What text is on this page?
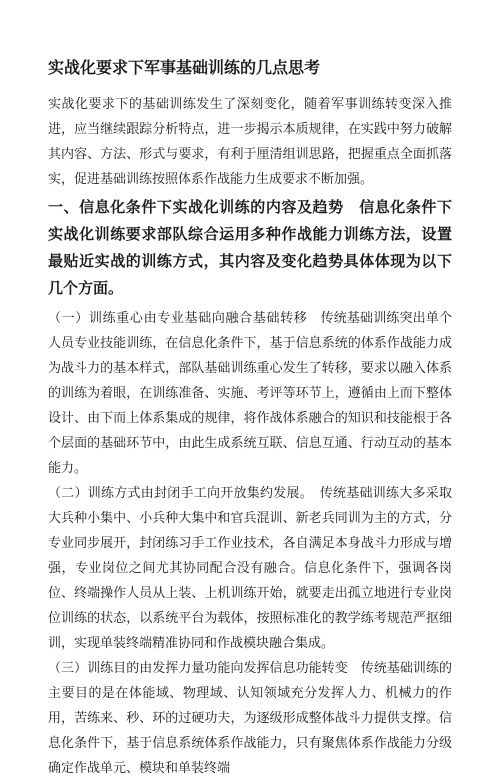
实战化要求下军事基础训练的几点思考

实战化要求下的基础训练发生了深刻变化，随着军事训练转变深入推进，应当继续跟踪分析特点，进一步揭示本质规律，在实践中努力破解其内容、方法、形式与要求，有利于厘清组训思路，把握重点全面抓落实，促进基础训练按照体系作战能力生成要求不断加强。

一、信息化条件下实战化训练的内容及趋势　信息化条件下实战化训练要求部队综合运用多种作战能力训练方法，设置最贴近实战的训练方式，其内容及变化趋势具体体现为以下几个方面。

（一）训练重心由专业基础向融合基础转移　传统基础训练突出单个人员专业技能训练，在信息化条件下，基于信息系统的体系作战能力成为战斗力的基本样式，部队基础训练重心发生了转移，要求以融入体系的训练为着眼，在训练准备、实施、考评等环节上，遵循由上而下整体设计、由下而上体系集成的规律，将作战体系融合的知识和技能根于各个层面的基础环节中，由此生成系统互联、信息互通、行动互动的基本能力。

（二）训练方式由封闭手工向开放集约发展。　传统基础训练大多采取大兵种小集中、小兵种大集中和官兵混训、新老兵同训为主的方式，分专业同步展开，封闭练习手工作业技术，各自满足本身战斗力形成与增强，专业岗位之间尤其协同配合没有融合。信息化条件下，强调各岗位、终端操作人员从上装、上机训练开始，就要走出孤立地进行专业岗位训练的状态，以系统平台为载体，按照标准化的教学练考规范严抠细训，实现单装终端精准协同和作战模块融合集成。

（三）训练目的由发挥力量功能向发挥信息功能转变　传统基础训练的主要目的是在体能域、物理域、认知领域充分发挥人力、机械力的作用，苦练来、秒、环的过硬功夫，为逐级形成整体战斗力提供支撑。信息化条件下，基于信息系统体系作战能力，只有聚焦体系作战能力分级确定作战单元、模块和单装终端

################

Copy every record above exactly, leaving out the pictures.

What text is on this page?
实战化要求下军事基础训练的几点思考

实战化要求下的基础训练发生了深刻变化，随着军事训练转变深入推进，应当继续跟踪分析特点，进一步揭示本质规律，在实践中努力破解其内容、方法、形式与要求，有利于厘清组训思路，把握重点全面抓落实，促进基础训练按照体系作战能力生成要求不断加强。

一、信息化条件下实战化训练的内容及趋势　信息化条件下实战化训练要求部队综合运用多种作战能力训练方法，设置最贴近实战的训练方式，其内容及变化趋势具体体现为以下几个方面。

（一）训练重心由专业基础向融合基础转移　传统基础训练突出单个人员专业技能训练，在信息化条件下，基于信息系统的体系作战能力成为战斗力的基本样式，部队基础训练重心发生了转移，要求以融入体系的训练为着眼，在训练准备、实施、考评等环节上，遵循由上而下整体设计、由下而上体系集成的规律，将作战体系融合的知识和技能根于各个层面的基础环节中，由此生成系统互联、信息互通、行动互动的基本能力。

（二）训练方式由封闭手工向开放集约发展。　传统基础训练大多采取大兵种小集中、小兵种大集中和官兵混训、新老兵同训为主的方式，分专业同步展开，封闭练习手工作业技术，各自满足本身战斗力形成与增强，专业岗位之间尤其协同配合没有融合。信息化条件下，强调各岗位、终端操作人员从上装、上机训练开始，就要走出孤立地进行专业岗位训练的状态，以系统平台为载体，按照标准化的教学练考规范严抠细训，实现单装终端精准协同和作战模块融合集成。

（三）训练目的由发挥力量功能向发挥信息功能转变　传统基础训练的主要目的是在体能域、物理域、认知领域充分发挥人力、机械力的作用，苦练来、秒、环的过硬功夫，为逐级形成整体战斗力提供支撑。信息化条件下，基于信息系统体系作战能力，只有聚焦体系作战能力分级确定作战单元、模块和单装终端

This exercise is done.